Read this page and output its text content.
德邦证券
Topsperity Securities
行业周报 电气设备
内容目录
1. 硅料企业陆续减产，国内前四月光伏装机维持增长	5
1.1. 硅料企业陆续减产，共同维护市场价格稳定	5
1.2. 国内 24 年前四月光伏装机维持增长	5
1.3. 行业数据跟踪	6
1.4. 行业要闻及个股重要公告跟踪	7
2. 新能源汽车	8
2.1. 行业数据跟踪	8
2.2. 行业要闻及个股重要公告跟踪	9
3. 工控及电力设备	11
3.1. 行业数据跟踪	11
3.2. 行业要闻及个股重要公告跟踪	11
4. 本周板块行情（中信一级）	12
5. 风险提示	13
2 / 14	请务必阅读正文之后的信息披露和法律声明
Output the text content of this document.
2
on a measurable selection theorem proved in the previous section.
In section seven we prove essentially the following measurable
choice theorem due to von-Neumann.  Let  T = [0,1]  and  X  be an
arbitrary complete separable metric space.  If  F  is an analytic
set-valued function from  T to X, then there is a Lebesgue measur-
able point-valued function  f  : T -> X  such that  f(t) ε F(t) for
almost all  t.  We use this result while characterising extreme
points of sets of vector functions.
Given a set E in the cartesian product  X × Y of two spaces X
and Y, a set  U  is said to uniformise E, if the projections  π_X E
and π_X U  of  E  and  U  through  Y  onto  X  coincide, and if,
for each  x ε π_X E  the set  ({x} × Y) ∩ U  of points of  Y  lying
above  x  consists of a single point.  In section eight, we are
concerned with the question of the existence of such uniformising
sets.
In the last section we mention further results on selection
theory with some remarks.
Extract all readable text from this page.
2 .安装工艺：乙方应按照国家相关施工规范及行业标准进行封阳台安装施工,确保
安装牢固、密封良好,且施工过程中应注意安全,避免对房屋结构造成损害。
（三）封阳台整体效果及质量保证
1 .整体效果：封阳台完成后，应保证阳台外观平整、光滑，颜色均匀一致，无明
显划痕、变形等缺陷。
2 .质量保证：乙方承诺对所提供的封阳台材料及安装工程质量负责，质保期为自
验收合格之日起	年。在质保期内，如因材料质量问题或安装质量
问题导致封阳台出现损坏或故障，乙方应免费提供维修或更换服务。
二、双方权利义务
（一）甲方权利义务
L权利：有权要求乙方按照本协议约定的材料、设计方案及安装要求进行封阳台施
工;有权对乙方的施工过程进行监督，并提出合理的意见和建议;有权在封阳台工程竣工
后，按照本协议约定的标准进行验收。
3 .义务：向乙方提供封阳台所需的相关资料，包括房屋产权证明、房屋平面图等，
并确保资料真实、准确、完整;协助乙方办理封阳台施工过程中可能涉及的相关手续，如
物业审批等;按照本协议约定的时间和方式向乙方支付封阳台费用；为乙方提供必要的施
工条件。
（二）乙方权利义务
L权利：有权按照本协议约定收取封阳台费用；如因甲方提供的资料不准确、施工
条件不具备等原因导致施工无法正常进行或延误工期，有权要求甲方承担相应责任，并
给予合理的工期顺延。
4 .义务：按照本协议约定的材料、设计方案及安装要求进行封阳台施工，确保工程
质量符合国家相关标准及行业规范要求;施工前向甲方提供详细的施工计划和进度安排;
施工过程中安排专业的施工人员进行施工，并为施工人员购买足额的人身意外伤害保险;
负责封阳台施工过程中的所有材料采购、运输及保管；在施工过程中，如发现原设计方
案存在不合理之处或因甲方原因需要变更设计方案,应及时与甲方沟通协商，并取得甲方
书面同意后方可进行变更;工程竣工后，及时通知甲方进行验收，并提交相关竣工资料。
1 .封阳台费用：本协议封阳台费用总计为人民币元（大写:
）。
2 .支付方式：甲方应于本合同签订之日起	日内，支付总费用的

• • • • • • •

Locate the word "this" in the records and collect each line it appears in.

Read this page and output its text content.
Output the text content of this document.
almost all  t.  We use this result while characterising extreme
Extract all readable text from this page.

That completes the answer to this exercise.